(ENTRIES SHOWN)
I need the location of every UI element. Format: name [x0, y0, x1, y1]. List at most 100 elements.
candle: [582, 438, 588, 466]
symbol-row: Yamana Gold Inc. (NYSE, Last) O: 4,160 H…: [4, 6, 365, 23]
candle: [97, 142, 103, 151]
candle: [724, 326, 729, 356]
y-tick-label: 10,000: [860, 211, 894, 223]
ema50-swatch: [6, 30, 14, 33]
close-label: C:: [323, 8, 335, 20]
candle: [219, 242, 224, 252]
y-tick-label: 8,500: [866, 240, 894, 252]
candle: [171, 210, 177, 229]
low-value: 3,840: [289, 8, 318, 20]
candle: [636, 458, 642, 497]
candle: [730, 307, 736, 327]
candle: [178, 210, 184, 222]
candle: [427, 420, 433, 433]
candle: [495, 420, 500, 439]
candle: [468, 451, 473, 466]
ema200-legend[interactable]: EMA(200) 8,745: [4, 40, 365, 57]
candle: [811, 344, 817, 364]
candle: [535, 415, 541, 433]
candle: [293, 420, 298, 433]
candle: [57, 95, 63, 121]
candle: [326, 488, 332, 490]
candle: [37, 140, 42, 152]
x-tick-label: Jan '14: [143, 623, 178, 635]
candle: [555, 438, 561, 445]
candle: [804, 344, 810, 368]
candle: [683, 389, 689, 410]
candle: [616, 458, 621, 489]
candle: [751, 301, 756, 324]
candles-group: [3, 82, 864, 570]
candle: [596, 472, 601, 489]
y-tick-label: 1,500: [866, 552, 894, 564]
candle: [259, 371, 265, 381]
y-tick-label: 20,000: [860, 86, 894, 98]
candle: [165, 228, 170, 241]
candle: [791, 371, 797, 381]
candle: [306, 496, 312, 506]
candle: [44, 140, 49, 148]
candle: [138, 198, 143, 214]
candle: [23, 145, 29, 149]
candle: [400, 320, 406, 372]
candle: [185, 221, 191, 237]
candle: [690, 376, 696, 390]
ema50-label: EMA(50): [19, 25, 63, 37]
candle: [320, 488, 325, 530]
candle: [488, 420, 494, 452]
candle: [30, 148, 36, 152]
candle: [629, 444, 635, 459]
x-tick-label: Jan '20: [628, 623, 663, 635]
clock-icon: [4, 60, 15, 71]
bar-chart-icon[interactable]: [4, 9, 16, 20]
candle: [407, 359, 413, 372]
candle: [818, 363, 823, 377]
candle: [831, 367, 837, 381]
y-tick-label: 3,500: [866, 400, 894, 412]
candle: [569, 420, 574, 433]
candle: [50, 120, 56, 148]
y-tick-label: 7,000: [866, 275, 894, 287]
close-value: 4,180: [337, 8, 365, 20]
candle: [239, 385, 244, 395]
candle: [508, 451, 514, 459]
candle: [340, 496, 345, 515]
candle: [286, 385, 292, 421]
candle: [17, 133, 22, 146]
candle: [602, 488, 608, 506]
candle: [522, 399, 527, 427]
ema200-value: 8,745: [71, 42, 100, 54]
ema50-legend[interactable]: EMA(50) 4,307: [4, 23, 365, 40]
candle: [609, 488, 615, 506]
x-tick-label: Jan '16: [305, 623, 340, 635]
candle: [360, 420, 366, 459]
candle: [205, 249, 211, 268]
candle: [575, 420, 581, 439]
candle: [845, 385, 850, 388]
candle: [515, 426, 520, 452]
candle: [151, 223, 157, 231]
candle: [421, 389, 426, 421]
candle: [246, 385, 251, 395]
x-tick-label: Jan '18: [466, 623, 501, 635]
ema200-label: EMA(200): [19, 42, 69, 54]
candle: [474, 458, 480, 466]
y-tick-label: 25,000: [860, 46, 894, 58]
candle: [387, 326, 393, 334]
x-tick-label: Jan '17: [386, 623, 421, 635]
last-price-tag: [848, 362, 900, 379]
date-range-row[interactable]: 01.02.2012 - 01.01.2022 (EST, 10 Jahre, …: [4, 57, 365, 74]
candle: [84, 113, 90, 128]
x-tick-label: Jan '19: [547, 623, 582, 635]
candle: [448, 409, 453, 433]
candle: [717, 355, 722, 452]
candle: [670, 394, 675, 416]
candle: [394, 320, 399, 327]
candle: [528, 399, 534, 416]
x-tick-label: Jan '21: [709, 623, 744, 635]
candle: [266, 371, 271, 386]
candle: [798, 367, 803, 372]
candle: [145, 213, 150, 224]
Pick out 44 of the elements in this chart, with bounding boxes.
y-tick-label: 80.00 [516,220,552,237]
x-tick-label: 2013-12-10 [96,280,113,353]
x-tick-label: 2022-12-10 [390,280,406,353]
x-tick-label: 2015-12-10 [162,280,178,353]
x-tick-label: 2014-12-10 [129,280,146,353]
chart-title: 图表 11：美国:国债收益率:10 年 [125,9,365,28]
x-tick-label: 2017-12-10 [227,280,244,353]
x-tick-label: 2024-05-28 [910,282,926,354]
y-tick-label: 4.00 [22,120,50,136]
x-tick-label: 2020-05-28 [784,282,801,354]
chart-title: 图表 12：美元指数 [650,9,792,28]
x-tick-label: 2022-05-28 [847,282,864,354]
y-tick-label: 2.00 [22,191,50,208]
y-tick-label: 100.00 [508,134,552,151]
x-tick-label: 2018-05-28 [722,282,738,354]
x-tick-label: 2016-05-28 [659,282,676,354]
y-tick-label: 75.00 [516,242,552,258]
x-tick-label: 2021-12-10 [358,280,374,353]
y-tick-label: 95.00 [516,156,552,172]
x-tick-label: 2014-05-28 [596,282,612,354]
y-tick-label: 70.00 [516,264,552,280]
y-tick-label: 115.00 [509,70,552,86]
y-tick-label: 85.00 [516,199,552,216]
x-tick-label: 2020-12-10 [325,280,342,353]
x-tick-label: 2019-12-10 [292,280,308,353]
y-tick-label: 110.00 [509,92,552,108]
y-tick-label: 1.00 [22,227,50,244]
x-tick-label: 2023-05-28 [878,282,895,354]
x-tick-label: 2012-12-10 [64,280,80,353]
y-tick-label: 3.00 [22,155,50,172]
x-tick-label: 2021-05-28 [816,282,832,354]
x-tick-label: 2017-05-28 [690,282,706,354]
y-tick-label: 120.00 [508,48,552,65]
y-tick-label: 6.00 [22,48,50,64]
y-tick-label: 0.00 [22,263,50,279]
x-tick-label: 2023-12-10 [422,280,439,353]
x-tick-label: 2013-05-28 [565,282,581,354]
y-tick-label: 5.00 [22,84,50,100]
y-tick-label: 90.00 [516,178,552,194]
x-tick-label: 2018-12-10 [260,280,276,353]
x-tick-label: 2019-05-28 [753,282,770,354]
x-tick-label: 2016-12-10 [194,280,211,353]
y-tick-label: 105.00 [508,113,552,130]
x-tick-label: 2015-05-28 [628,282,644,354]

(EXERCISE AIM) Write out the records again, switching "y-tick-label" to "y-axis-label" in every place it occurs and leaving everything else unchanged.

(RESULT BELOW)
I need the location of every UI element. Format: name [x0, y0, x1, y1]. List at most 100 elements.
candle: [582, 438, 588, 466]
symbol-row: Yamana Gold Inc. (NYSE, Last) O: 4,160 H…: [4, 6, 365, 23]
candle: [97, 142, 103, 151]
candle: [724, 326, 729, 356]
y-axis-label: 10,000: [860, 211, 894, 223]
ema50-swatch: [6, 30, 14, 33]
close-label: C:: [323, 8, 335, 20]
candle: [219, 242, 224, 252]
y-axis-label: 8,500: [866, 240, 894, 252]
candle: [171, 210, 177, 229]
low-value: 3,840: [289, 8, 318, 20]
candle: [636, 458, 642, 497]
candle: [730, 307, 736, 327]
candle: [178, 210, 184, 222]
candle: [427, 420, 433, 433]
candle: [495, 420, 500, 439]
candle: [468, 451, 473, 466]
ema200-legend[interactable]: EMA(200) 8,745: [4, 40, 365, 57]
candle: [811, 344, 817, 364]
candle: [535, 415, 541, 433]
candle: [293, 420, 298, 433]
candle: [57, 95, 63, 121]
candle: [326, 488, 332, 490]
candle: [37, 140, 42, 152]
x-tick-label: Jan '14: [143, 623, 178, 635]
candle: [555, 438, 561, 445]
candle: [804, 344, 810, 368]
candle: [683, 389, 689, 410]
candle: [616, 458, 621, 489]
candle: [751, 301, 756, 324]
candles-group: [3, 82, 864, 570]
candle: [596, 472, 601, 489]
y-axis-label: 1,500: [866, 552, 894, 564]
candle: [259, 371, 265, 381]
y-axis-label: 20,000: [860, 86, 894, 98]
candle: [165, 228, 170, 241]
candle: [791, 371, 797, 381]
candle: [306, 496, 312, 506]
candle: [44, 140, 49, 148]
candle: [138, 198, 143, 214]
candle: [23, 145, 29, 149]
candle: [400, 320, 406, 372]
candle: [185, 221, 191, 237]
candle: [690, 376, 696, 390]
ema50-label: EMA(50): [19, 25, 63, 37]
candle: [320, 488, 325, 530]
candle: [488, 420, 494, 452]
candle: [30, 148, 36, 152]
candle: [629, 444, 635, 459]
x-tick-label: Jan '20: [628, 623, 663, 635]
clock-icon: [4, 60, 15, 71]
bar-chart-icon[interactable]: [4, 9, 16, 20]
candle: [407, 359, 413, 372]
candle: [818, 363, 823, 377]
candle: [831, 367, 837, 381]
y-axis-label: 3,500: [866, 400, 894, 412]
candle: [569, 420, 574, 433]
candle: [50, 120, 56, 148]
y-axis-label: 7,000: [866, 275, 894, 287]
close-value: 4,180: [337, 8, 365, 20]
candle: [239, 385, 244, 395]
candle: [508, 451, 514, 459]
candle: [340, 496, 345, 515]
candle: [286, 385, 292, 421]
candle: [17, 133, 22, 146]
candle: [602, 488, 608, 506]
candle: [522, 399, 527, 427]
ema200-value: 8,745: [71, 42, 100, 54]
ema50-legend[interactable]: EMA(50) 4,307: [4, 23, 365, 40]
candle: [609, 488, 615, 506]
x-tick-label: Jan '16: [305, 623, 340, 635]
candle: [360, 420, 366, 459]
candle: [205, 249, 211, 268]
candle: [575, 420, 581, 439]
candle: [845, 385, 850, 388]
candle: [515, 426, 520, 452]
candle: [151, 223, 157, 231]
candle: [421, 389, 426, 421]
candle: [246, 385, 251, 395]
x-tick-label: Jan '18: [466, 623, 501, 635]
ema200-label: EMA(200): [19, 42, 69, 54]
candle: [474, 458, 480, 466]
y-axis-label: 25,000: [860, 46, 894, 58]
candle: [387, 326, 393, 334]
x-tick-label: Jan '17: [386, 623, 421, 635]
last-price-tag: [848, 362, 900, 379]
date-range-row[interactable]: 01.02.2012 - 01.01.2022 (EST, 10 Jahre, …: [4, 57, 365, 74]
candle: [84, 113, 90, 128]
x-tick-label: Jan '19: [547, 623, 582, 635]
candle: [448, 409, 453, 433]
candle: [717, 355, 722, 452]
candle: [670, 394, 675, 416]
candle: [394, 320, 399, 327]
candle: [528, 399, 534, 416]
x-tick-label: Jan '21: [709, 623, 744, 635]
candle: [266, 371, 271, 386]
candle: [798, 367, 803, 372]
candle: [145, 213, 150, 224]
Pick out 44 of the elements in this chart, with bounding boxes.
y-axis-label: 80.00 [516,220,552,237]
x-tick-label: 2013-12-10 [96,280,113,353]
x-tick-label: 2022-12-10 [390,280,406,353]
x-tick-label: 2015-12-10 [162,280,178,353]
x-tick-label: 2014-12-10 [129,280,146,353]
chart-title: 图表 11：美国:国债收益率:10 年 [125,9,365,28]
x-tick-label: 2017-12-10 [227,280,244,353]
x-tick-label: 2024-05-28 [910,282,926,354]
y-axis-label: 4.00 [22,120,50,136]
x-tick-label: 2020-05-28 [784,282,801,354]
chart-title: 图表 12：美元指数 [650,9,792,28]
x-tick-label: 2022-05-28 [847,282,864,354]
y-axis-label: 2.00 [22,191,50,208]
y-axis-label: 100.00 [508,134,552,151]
x-tick-label: 2018-05-28 [722,282,738,354]
x-tick-label: 2016-05-28 [659,282,676,354]
y-axis-label: 75.00 [516,242,552,258]
x-tick-label: 2021-12-10 [358,280,374,353]
y-axis-label: 95.00 [516,156,552,172]
x-tick-label: 2014-05-28 [596,282,612,354]
y-axis-label: 70.00 [516,264,552,280]
y-axis-label: 115.00 [509,70,552,86]
y-axis-label: 85.00 [516,199,552,216]
x-tick-label: 2020-12-10 [325,280,342,353]
x-tick-label: 2019-12-10 [292,280,308,353]
y-axis-label: 110.00 [509,92,552,108]
y-axis-label: 1.00 [22,227,50,244]
x-tick-label: 2023-05-28 [878,282,895,354]
x-tick-label: 2012-12-10 [64,280,80,353]
y-axis-label: 3.00 [22,155,50,172]
x-tick-label: 2021-05-28 [816,282,832,354]
x-tick-label: 2017-05-28 [690,282,706,354]
y-axis-label: 120.00 [508,48,552,65]
y-axis-label: 6.00 [22,48,50,64]
y-axis-label: 0.00 [22,263,50,279]
x-tick-label: 2023-12-10 [422,280,439,353]
x-tick-label: 2013-05-28 [565,282,581,354]
y-axis-label: 5.00 [22,84,50,100]
y-axis-label: 90.00 [516,178,552,194]
x-tick-label: 2018-12-10 [260,280,276,353]
x-tick-label: 2019-05-28 [753,282,770,354]
x-tick-label: 2016-12-10 [194,280,211,353]
y-axis-label: 105.00 [508,113,552,130]
x-tick-label: 2015-05-28 [628,282,644,354]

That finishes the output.